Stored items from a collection
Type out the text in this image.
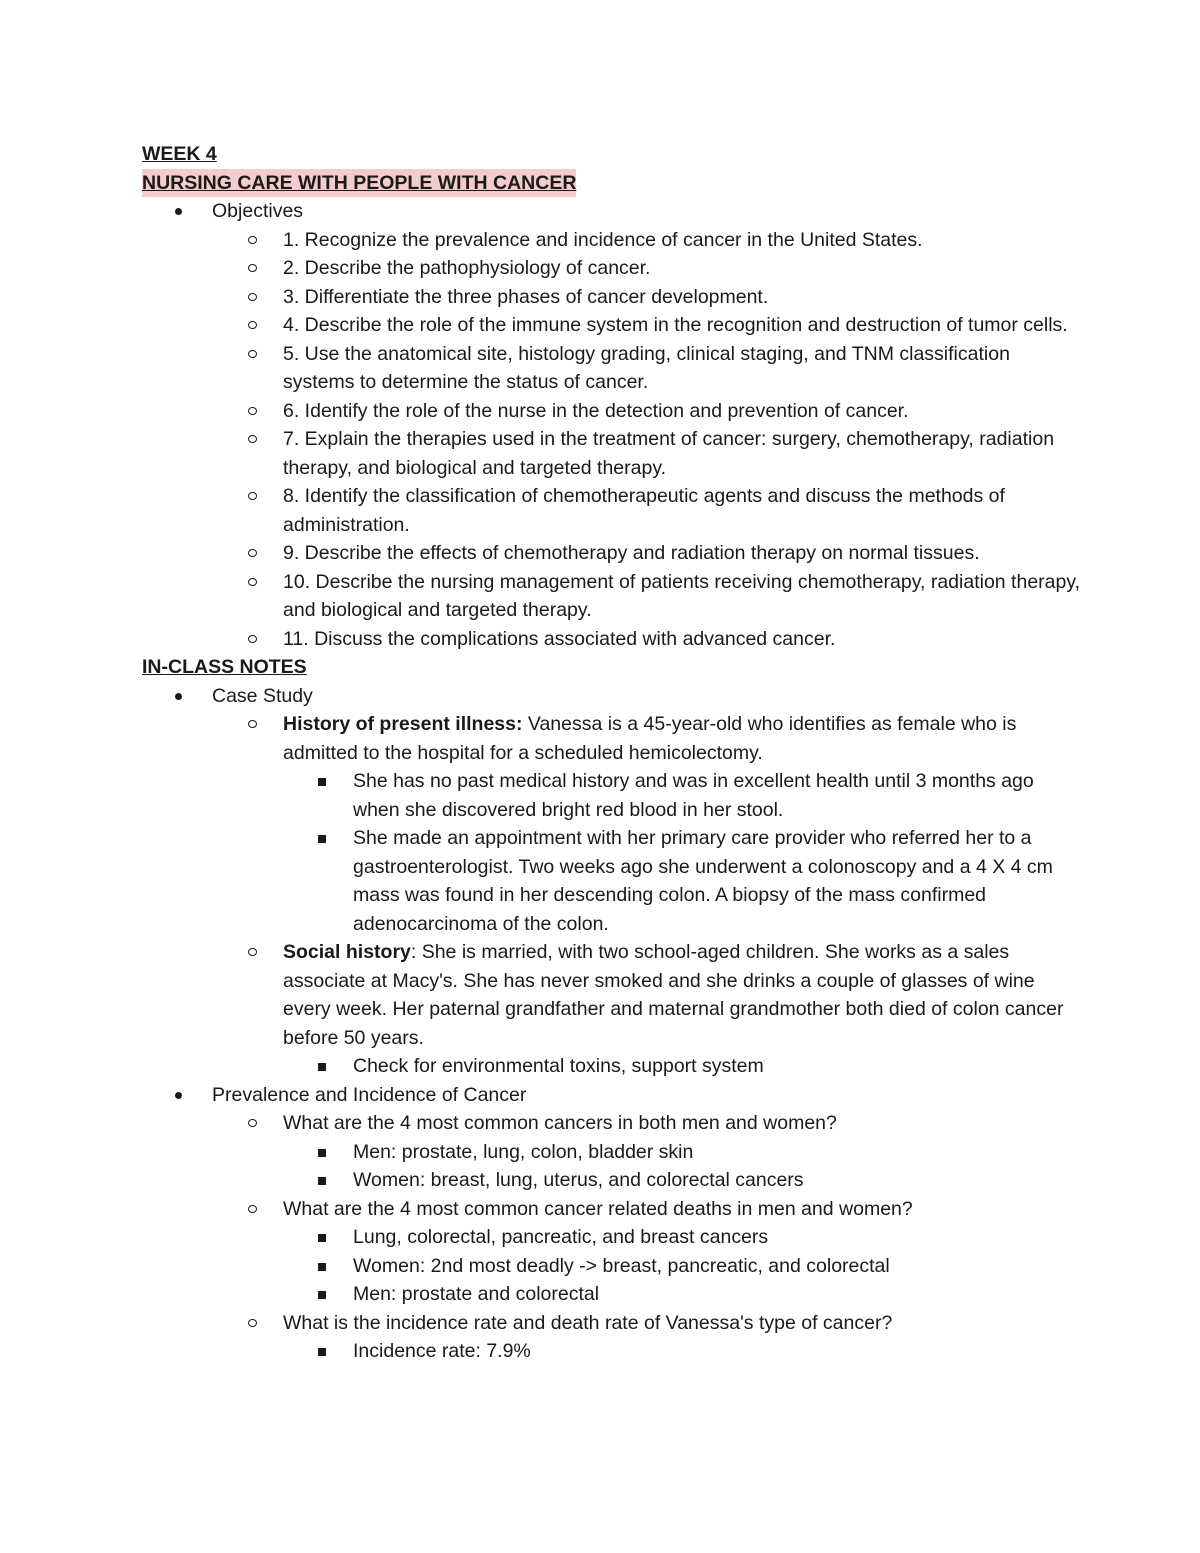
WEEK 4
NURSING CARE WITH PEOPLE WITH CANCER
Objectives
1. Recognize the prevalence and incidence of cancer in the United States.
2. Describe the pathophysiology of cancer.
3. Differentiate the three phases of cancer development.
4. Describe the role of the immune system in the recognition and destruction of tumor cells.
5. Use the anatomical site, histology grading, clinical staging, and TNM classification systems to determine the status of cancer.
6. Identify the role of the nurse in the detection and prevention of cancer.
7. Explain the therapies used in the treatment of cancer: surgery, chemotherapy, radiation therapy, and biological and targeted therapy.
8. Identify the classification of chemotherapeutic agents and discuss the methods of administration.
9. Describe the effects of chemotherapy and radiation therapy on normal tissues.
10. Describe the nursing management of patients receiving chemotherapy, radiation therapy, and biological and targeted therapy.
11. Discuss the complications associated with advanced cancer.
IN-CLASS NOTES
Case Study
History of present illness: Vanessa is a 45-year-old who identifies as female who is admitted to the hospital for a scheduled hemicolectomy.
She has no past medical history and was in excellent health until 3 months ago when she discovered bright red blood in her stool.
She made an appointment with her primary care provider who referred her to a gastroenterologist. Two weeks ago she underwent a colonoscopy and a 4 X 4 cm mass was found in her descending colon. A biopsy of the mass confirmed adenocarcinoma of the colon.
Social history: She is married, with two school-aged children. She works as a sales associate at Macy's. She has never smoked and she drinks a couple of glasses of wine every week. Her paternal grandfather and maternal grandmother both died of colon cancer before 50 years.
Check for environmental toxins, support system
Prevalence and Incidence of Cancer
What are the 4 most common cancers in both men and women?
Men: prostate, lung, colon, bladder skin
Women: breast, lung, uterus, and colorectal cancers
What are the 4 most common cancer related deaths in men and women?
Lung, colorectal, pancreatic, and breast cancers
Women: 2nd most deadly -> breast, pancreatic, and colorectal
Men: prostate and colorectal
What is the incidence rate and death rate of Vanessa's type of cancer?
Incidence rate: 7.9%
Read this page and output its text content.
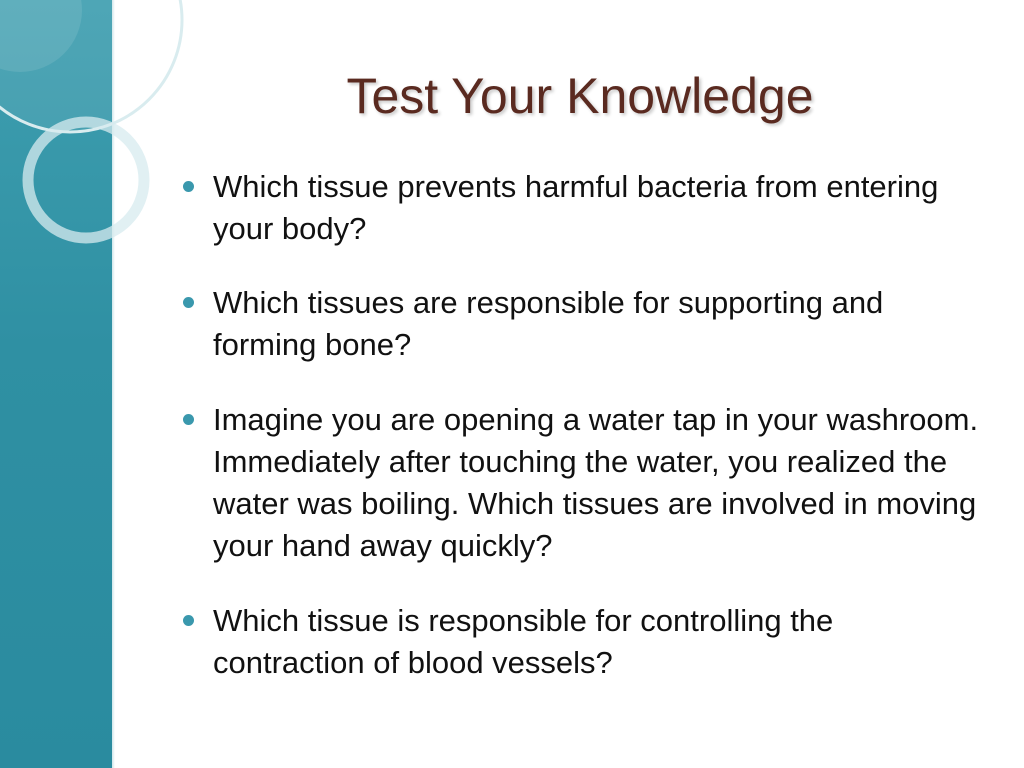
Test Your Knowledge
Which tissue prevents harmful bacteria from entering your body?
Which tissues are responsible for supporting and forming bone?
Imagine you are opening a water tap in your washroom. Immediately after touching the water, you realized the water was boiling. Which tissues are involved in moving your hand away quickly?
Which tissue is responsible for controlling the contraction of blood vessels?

> _What the task asks_
A faithful copy of all the lines above is needed, with the pictures omitted.

> _Output of the exercise_
Type out the text in this image.
WEEK 4
NURSING CARE WITH PEOPLE WITH CANCER
Objectives
1. Recognize the prevalence and incidence of cancer in the United States.
2. Describe the pathophysiology of cancer.
3. Differentiate the three phases of cancer development.
4. Describe the role of the immune system in the recognition and destruction of tumor cells.
5. Use the anatomical site, histology grading, clinical staging, and TNM classification systems to determine the status of cancer.
6. Identify the role of the nurse in the detection and prevention of cancer.
7. Explain the therapies used in the treatment of cancer: surgery, chemotherapy, radiation therapy, and biological and targeted therapy.
8. Identify the classification of chemotherapeutic agents and discuss the methods of administration.
9. Describe the effects of chemotherapy and radiation therapy on normal tissues.
10. Describe the nursing management of patients receiving chemotherapy, radiation therapy, and biological and targeted therapy.
11. Discuss the complications associated with advanced cancer.
IN-CLASS NOTES
Case Study
History of present illness: Vanessa is a 45-year-old who identifies as female who is admitted to the hospital for a scheduled hemicolectomy.
She has no past medical history and was in excellent health until 3 months ago when she discovered bright red blood in her stool.
She made an appointment with her primary care provider who referred her to a gastroenterologist. Two weeks ago she underwent a colonoscopy and a 4 X 4 cm mass was found in her descending colon. A biopsy of the mass confirmed adenocarcinoma of the colon.
Social history: She is married, with two school-aged children. She works as a sales associate at Macy's. She has never smoked and she drinks a couple of glasses of wine every week. Her paternal grandfather and maternal grandmother both died of colon cancer before 50 years.
Check for environmental toxins, support system
Prevalence and Incidence of Cancer
What are the 4 most common cancers in both men and women?
Men: prostate, lung, colon, bladder skin
Women: breast, lung, uterus, and colorectal cancers
What are the 4 most common cancer related deaths in men and women?
Lung, colorectal, pancreatic, and breast cancers
Women: 2nd most deadly -> breast, pancreatic, and colorectal
Men: prostate and colorectal
What is the incidence rate and death rate of Vanessa's type of cancer?
Incidence rate: 7.9%
Read this page and output its text content.
Test Your Knowledge
Which tissue prevents harmful bacteria from entering your body?
Which tissues are responsible for supporting and forming bone?
Imagine you are opening a water tap in your washroom. Immediately after touching the water, you realized the water was boiling. Which tissues are involved in moving your hand away quickly?
Which tissue is responsible for controlling the contraction of blood vessels?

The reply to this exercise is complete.